| What is expected |
Filter the entries, keeping every line with the word "firearm".
★ ★ ★ ★
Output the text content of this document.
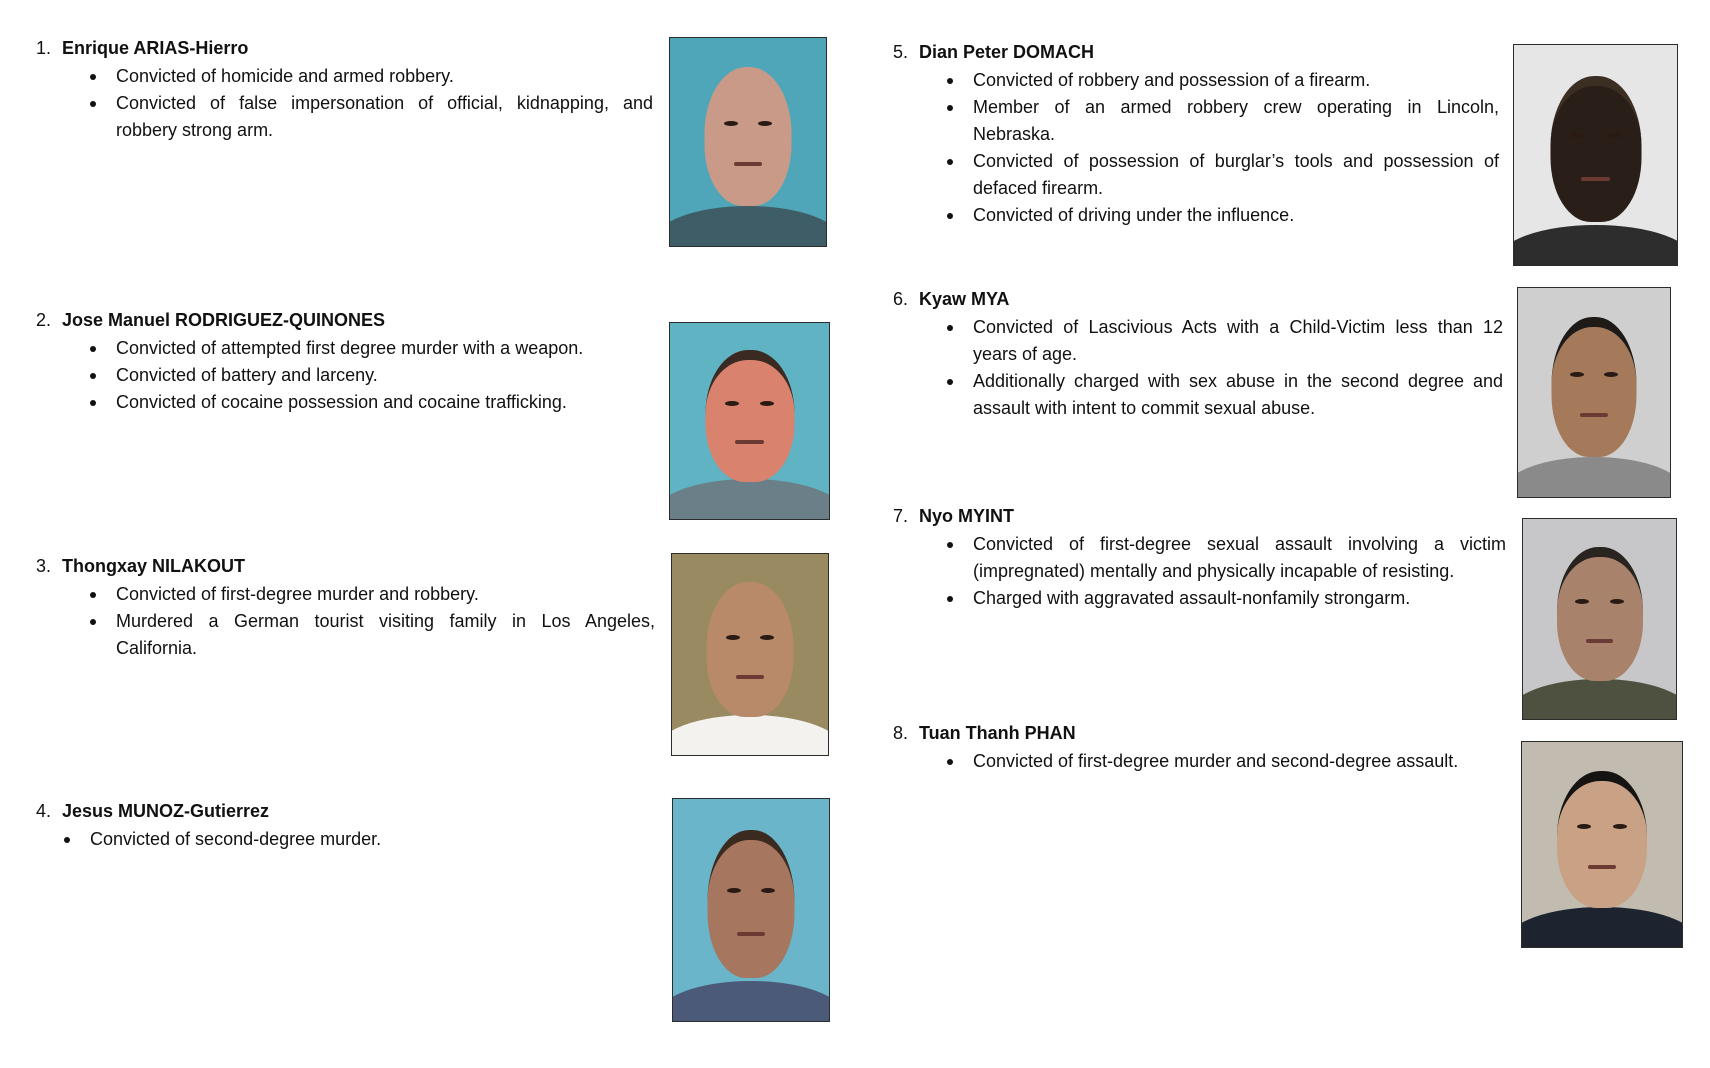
1. Enrique ARIAS-Hierro
Convicted of homicide and armed robbery.
Convicted of false impersonation of official, kidnapping, and robbery strong arm.
2. Jose Manuel RODRIGUEZ-QUINONES
Convicted of attempted first degree murder with a weapon.
Convicted of battery and larceny.
Convicted of cocaine possession and cocaine trafficking.
3. Thongxay NILAKOUT
Convicted of first-degree murder and robbery.
Murdered a German tourist visiting family in Los Angeles, California.
4. Jesus MUNOZ-Gutierrez
Convicted of second-degree murder.
5. Dian Peter DOMACH
Convicted of robbery and possession of a firearm.
Member of an armed robbery crew operating in Lincoln, Nebraska.
Convicted of possession of burglar’s tools and possession of defaced firearm.
Convicted of driving under the influence.
6. Kyaw MYA
Convicted of Lascivious Acts with a Child-Victim less than 12 years of age.
Additionally charged with sex abuse in the second degree and assault with intent to commit sexual abuse.
7. Nyo MYINT
Convicted of first-degree sexual assault involving a victim (impregnated) mentally and physically incapable of resisting.
Charged with aggravated assault-nonfamily strongarm.
8. Tuan Thanh PHAN
Convicted of first-degree murder and second-degree assault.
★ ★ ★ ★
| Output |
Convicted of robbery and possession of a firearm.
Convicted of possession of burglar’s tools and possession of defaced firearm.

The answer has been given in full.